● Problem to solve: Show, in full, each line of the data that contains "gross".

● Exercise inputs:
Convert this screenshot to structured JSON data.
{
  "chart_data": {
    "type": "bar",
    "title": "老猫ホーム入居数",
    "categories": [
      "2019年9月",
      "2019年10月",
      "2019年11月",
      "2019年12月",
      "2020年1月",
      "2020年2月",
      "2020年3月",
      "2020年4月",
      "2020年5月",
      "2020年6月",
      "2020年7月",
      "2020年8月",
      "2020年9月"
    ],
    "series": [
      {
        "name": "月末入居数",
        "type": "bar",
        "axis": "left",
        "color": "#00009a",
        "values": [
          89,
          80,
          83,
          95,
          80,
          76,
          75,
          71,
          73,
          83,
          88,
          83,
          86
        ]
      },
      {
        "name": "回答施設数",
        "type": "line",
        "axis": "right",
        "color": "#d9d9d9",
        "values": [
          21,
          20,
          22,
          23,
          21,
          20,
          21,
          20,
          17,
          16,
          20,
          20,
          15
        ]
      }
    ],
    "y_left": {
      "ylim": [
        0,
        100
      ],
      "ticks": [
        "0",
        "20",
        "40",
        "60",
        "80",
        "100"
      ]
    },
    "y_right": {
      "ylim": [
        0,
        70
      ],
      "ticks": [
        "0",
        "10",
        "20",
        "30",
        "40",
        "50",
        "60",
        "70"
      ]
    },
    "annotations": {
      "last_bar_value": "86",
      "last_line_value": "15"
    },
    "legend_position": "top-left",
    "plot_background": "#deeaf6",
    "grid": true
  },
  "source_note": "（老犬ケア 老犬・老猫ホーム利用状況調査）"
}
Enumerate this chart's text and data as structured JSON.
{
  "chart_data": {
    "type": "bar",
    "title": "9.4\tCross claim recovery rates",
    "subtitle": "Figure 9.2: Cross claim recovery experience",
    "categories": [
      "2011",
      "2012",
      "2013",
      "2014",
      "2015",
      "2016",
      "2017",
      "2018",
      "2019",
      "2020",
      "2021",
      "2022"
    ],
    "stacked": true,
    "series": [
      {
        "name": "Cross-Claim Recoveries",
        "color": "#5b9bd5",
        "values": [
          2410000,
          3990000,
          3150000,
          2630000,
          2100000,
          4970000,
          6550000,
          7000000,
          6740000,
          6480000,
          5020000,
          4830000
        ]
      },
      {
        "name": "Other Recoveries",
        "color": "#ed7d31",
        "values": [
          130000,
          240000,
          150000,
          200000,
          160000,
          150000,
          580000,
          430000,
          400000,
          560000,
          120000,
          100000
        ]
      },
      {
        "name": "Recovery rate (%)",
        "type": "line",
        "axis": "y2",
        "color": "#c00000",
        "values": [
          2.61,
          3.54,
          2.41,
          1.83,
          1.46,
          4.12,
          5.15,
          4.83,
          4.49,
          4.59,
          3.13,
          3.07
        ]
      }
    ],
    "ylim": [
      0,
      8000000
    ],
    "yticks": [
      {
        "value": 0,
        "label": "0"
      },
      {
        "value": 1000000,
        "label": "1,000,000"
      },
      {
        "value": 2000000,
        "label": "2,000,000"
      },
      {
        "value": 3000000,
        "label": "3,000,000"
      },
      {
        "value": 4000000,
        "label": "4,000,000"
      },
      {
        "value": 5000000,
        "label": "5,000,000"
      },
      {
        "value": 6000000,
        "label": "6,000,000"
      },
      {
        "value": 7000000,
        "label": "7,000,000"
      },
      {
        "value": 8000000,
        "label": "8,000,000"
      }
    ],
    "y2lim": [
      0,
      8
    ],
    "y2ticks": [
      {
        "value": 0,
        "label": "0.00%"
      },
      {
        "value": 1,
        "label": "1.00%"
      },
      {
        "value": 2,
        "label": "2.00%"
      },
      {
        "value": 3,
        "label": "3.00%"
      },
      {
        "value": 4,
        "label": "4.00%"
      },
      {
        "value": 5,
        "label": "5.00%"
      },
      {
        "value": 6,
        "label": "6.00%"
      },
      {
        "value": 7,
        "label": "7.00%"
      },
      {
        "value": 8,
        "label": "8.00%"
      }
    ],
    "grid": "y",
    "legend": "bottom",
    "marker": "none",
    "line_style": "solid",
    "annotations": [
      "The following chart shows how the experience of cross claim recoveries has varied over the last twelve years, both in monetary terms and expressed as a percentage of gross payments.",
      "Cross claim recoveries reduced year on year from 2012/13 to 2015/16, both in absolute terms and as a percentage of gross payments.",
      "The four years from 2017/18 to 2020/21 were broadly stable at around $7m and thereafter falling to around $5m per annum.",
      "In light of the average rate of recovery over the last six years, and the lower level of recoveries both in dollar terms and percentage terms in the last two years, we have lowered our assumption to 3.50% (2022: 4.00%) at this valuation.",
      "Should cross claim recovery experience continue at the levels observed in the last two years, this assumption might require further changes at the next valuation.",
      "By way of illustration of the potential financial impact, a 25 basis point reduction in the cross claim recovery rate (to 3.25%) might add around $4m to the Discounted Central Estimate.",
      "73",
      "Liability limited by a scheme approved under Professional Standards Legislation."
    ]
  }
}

● Correct response:
      "The following chart shows how the experience of cross claim recoveries has varied over the last twelve years, both in monetary terms and expressed as a percentage of gross payments.",
      "Cross claim recoveries reduced year on year from 2012/13 to 2015/16, both in absolute terms and as a percentage of gross payments.",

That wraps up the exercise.